**Exercise brief**
Pull out every line from the listing that has the word "Финландия".

**Entries**

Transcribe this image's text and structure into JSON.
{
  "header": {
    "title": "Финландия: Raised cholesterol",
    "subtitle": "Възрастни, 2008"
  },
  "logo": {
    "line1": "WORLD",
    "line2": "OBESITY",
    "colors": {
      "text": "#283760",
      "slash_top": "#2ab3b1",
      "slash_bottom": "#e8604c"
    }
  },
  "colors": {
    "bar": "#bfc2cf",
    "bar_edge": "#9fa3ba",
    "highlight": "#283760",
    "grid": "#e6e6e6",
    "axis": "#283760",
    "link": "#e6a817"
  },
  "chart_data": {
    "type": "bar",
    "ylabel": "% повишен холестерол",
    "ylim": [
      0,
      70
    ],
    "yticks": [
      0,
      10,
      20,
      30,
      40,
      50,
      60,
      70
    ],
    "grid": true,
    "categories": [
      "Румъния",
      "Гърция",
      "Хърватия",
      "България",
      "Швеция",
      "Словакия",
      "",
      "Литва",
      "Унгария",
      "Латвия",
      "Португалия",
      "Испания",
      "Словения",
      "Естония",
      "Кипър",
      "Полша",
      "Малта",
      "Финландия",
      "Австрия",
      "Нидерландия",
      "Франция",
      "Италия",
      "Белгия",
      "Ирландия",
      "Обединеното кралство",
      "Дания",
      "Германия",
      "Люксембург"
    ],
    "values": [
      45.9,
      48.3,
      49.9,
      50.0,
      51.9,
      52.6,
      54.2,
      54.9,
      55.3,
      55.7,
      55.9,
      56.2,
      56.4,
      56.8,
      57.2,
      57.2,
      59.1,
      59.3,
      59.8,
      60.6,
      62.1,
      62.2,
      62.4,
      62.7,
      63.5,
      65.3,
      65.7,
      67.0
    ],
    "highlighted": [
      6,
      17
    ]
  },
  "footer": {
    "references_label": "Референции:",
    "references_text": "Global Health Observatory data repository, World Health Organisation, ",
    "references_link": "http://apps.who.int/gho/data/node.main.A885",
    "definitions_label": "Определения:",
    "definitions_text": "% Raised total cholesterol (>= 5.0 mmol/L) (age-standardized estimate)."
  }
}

**Correct response**
    "title": "Финландия: Raised cholesterol",
      "Финландия",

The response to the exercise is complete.